Each line of the material below that holds the word "cette" needs to be copied.

Data records

%%

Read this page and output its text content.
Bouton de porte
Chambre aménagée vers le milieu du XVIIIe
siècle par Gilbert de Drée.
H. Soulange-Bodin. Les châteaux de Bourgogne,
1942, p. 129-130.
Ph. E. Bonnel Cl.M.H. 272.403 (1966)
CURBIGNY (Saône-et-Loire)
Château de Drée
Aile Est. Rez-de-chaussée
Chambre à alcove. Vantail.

%%
%%

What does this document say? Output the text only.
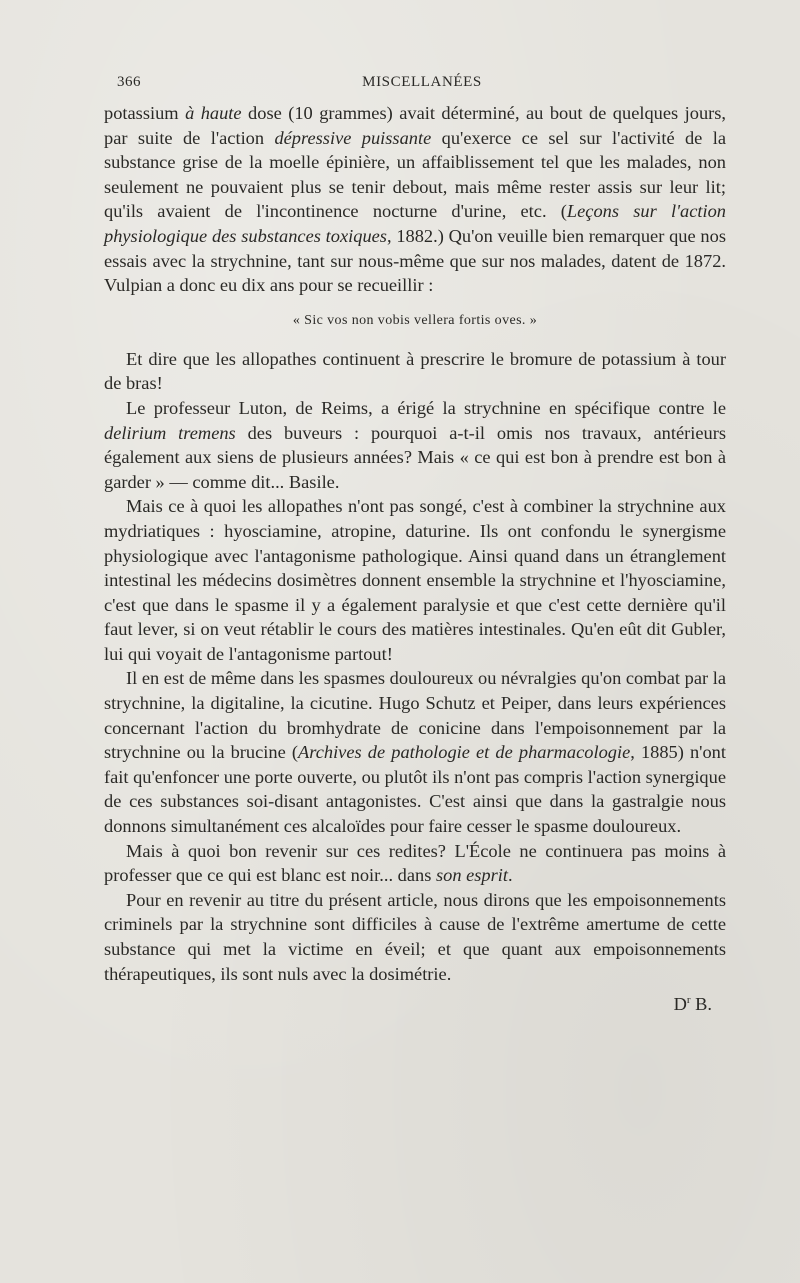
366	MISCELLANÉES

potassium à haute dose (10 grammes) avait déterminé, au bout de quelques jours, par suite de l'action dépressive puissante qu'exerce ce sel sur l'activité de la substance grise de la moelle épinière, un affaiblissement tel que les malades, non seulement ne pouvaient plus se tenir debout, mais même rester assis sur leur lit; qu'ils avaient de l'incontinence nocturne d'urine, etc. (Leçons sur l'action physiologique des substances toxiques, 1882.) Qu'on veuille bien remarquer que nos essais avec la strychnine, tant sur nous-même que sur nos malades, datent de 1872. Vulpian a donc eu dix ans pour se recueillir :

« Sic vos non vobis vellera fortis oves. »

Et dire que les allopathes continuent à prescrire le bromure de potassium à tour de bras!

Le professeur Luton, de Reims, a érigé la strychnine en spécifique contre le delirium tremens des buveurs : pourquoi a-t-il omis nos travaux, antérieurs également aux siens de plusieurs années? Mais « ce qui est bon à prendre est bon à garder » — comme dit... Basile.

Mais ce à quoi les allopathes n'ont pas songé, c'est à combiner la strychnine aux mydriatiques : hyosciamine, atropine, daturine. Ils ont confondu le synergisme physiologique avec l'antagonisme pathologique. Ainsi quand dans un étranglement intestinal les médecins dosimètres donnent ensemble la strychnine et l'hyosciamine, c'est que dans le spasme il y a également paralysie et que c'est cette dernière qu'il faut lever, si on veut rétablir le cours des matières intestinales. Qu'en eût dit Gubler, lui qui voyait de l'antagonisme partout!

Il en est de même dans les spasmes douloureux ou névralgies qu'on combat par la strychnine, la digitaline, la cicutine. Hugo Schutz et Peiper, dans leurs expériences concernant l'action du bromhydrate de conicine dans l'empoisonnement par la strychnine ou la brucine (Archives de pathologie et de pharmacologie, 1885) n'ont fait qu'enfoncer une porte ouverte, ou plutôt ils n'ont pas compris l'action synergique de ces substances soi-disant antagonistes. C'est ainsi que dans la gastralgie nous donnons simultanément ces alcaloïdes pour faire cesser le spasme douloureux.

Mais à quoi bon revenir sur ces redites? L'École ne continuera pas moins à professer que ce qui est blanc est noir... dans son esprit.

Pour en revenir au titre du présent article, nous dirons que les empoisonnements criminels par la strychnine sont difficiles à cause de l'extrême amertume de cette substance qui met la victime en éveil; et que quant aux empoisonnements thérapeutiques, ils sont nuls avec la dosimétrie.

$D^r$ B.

%%

RIGHT ANSWER:
Mais ce à quoi les allopathes n'ont pas songé, c'est à combiner la strychnine aux mydriatiques : hyosciamine, atropine, daturine. Ils ont confondu le synergisme physiologique avec l'antagonisme pathologique. Ainsi quand dans un étranglement intestinal les médecins dosimètres donnent ensemble la strychnine et l'hyosciamine, c'est que dans le spasme il y a également paralysie et que c'est cette dernière qu'il faut lever, si on veut rétablir le cours des matières intestinales. Qu'en eût dit Gubler, lui qui voyait de l'antagonisme partout!
Pour en revenir au titre du présent article, nous dirons que les empoisonnements criminels par la strychnine sont difficiles à cause de l'extrême amertume de cette substance qui met la victime en éveil; et que quant aux empoisonnements thérapeutiques, ils sont nuls avec la dosimétrie.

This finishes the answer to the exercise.